> [OBJECTIF ÉNONCÉ]: D'après le texte sur les crises au Proche-Orient, qui dirige l'Irak après le départ des États-Unis ?

> [TEXTE À LIRE]:
● ● ●

On ne peut qu'être frappé de la simultanéité des deux crises se déroulant actuellement au Proche-Orient : d'une part la crise syrienne, d'autre part la querelle israélo-iranienne. Les deux sujets sont d'habitude analysés de façon disjointe : tentons de les appréhender d'un même regard.

source (Géographie de la révolte syrienne, par Fabrice Balanche, in Outre-Terre N° 29, 2011/3.

1/ Examinons la situation selon une plus petite échelle, celle du monde arabo-musulman :

  • l'année 2011 a donc vu les révoltes arabes se dérouler au Maghreb, et on observe actuellement une certaine stabilisation de la situation, selon des modalités différentes selon les cas.
  • Au Machrek également, les troubles ont finalement été contrôlés, que ce soit à Bahreïn ou au Yémen.
  • Au Proche-Orient (entendu comme les pays riverains de la Méditerranée : Syrie, Liban, Israël et, héritage du mandat britannique, Jordanie), la crise se concentre sur la Syrie, même si chacun devine qu'elle aurait immédiatement des répercussions sur le Liban. Quant à la Jordanie, elle retient son souffle et parie encore une fois sur sa fragilité pour survivre.
  • Un peu plus à l’Est, au Moyen-Orient, les États-Unis ont donc quitté l'Irak. Celui-ci est dirigé par Nouri Maliki, un chiite qui privilégie l'axe chiite avec Téhéran.

2/ On a donc actuellement une double dynamique :

  • d'une part, une sorte d'offensive sunnite contre le régime de Bachar Assad en Syrie : celui-ci a en effet un double défaut : c'est un régime laïc, et tenu par une minorité alaouite, donc chiite. Ainsi faut-il comprendre l'activisme de la Ligue arabe, et notamment du Qatar, comme nous le voyions l'autre jour. Indirectement, il s'agit de contrer l'axe chiite qui lie l'Iran, l'Irak, la Syrie et le Liban (à cause de la mainmise du Hezbollah sur le pays) : un axe chiite qui lie le golfe à la Méditerranée, selon une dorsale nord qui s'opposerait à la dorsale sud sunnite (péninsule arabique, Égypte, Maghreb). Il s'agit là d'une ultime conséquence du chamboulement irakien provoqué par la chute du régime laïque mais sous influence sunnite de Saddam Hussein. Ainsi, il s'agit de couper la dorsale en Syrie, quand elle était autrefois coupée en Irak.
  • d'autre part, le discours israélien contre l'Iran en voie de nucléarisation. Le durcissement actuel est aussi dû, c'est entendu, à des raisons de politique intérieure. Mais pas seulement. En effet, Israël bénéficiait jusqu'à présent d'une position dominante, grâce à son monopole localisé de l'arme nucléaire (et de l'appui américain). Une fois qu'il a constaté que l’Égypte perpétuerait de bonnes relations avec Tel-Aviv, et que la chute de Bachar Assad était stratégiquement neutre pour Israël, le pays a pu reconcentrer ses efforts contre Téhéran.

● ● ●

> [LISTE PRÉSENTÉE]:
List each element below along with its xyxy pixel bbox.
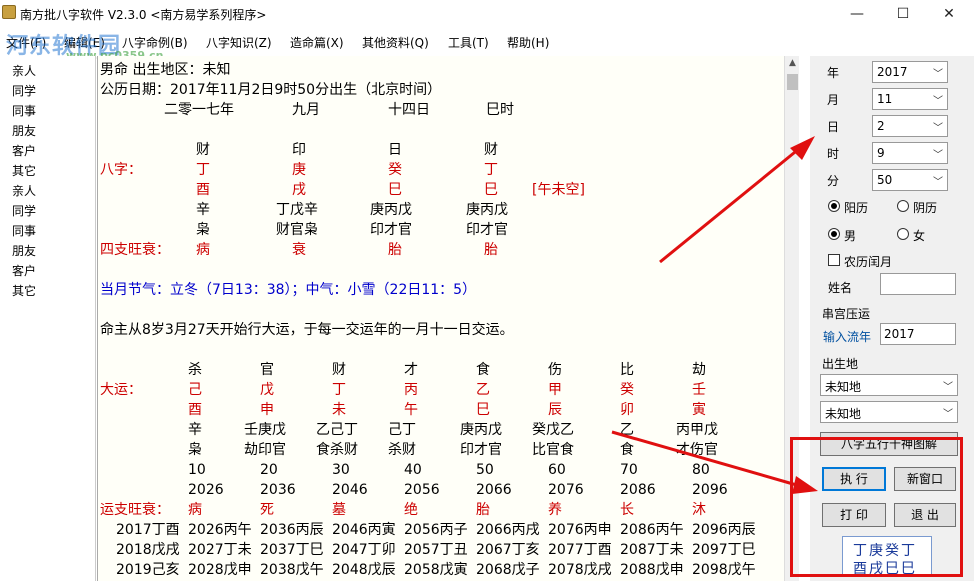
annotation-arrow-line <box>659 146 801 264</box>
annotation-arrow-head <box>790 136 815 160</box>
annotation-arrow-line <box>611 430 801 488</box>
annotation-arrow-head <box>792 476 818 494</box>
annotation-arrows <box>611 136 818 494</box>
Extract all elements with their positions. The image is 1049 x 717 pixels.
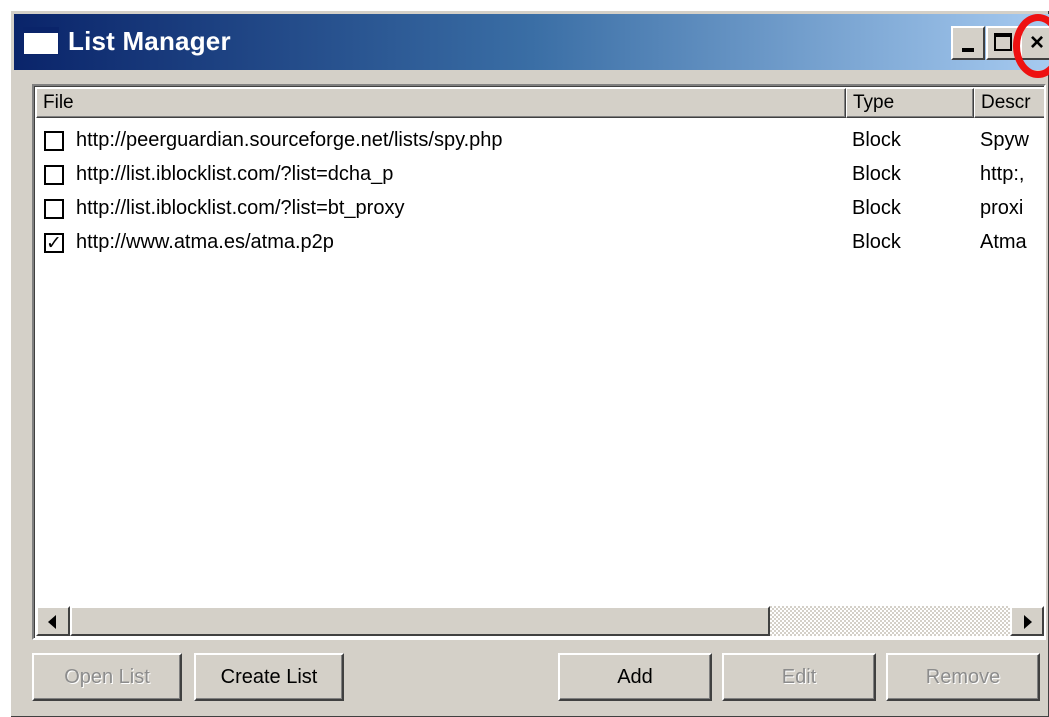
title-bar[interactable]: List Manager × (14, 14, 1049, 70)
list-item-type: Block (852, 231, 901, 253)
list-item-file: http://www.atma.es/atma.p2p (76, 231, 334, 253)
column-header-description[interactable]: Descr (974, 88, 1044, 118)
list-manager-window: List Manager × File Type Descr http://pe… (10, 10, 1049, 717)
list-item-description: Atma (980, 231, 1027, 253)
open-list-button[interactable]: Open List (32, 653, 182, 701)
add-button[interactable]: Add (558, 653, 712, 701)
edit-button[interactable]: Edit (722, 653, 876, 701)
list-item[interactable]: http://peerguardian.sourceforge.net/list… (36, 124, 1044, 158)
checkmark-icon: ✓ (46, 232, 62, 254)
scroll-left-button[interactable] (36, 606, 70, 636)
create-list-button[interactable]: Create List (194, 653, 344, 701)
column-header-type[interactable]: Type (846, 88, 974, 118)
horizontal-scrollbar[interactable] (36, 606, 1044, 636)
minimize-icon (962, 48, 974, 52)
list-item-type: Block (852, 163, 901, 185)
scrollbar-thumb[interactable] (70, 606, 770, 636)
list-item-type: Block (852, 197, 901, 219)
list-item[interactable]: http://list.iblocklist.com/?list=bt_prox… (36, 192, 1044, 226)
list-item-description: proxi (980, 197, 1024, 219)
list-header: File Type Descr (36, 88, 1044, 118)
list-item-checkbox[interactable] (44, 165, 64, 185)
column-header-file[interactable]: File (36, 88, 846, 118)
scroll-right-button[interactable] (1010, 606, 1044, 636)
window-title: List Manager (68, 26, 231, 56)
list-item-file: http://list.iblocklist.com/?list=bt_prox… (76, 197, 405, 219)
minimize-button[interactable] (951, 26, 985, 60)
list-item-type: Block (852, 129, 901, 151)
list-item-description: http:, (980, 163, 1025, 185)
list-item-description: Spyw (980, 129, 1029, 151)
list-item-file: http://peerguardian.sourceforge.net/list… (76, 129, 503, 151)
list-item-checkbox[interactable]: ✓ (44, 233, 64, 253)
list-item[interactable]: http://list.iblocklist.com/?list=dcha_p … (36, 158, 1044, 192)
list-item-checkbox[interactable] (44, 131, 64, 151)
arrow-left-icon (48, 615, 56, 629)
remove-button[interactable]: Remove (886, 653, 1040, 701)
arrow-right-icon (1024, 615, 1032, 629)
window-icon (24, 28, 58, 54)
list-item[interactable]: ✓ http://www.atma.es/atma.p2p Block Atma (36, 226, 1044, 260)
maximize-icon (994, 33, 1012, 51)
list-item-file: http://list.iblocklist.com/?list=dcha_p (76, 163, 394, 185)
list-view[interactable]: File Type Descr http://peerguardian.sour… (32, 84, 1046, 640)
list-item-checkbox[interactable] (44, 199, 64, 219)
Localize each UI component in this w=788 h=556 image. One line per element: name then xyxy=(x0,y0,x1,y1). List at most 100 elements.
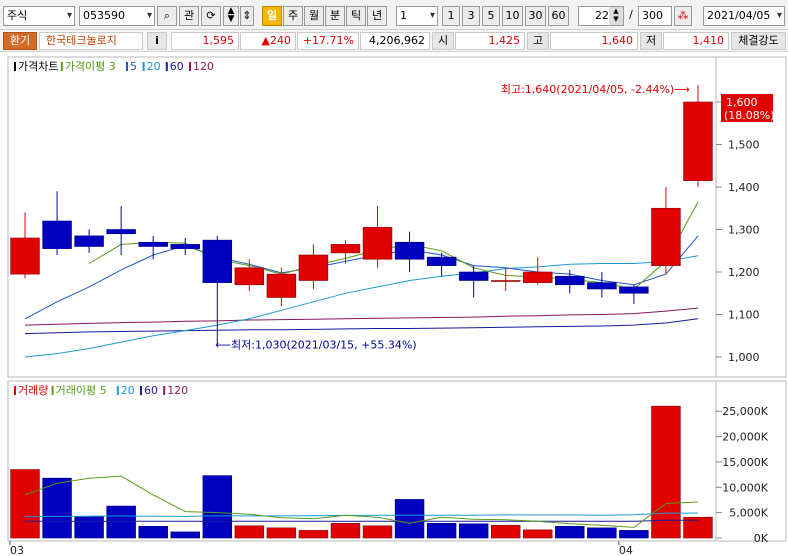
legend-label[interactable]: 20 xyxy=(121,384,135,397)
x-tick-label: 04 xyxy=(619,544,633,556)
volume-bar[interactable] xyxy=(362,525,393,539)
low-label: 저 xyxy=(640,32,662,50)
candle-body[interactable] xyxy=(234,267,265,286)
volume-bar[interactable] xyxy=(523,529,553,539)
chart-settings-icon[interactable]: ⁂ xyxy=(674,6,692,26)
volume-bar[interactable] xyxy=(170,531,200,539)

● ● ●

> [RÉPONSE CI-DESSOUS]: Nouri Maliki, un chiite qui privilégie l'axe chiite avec Téhéran.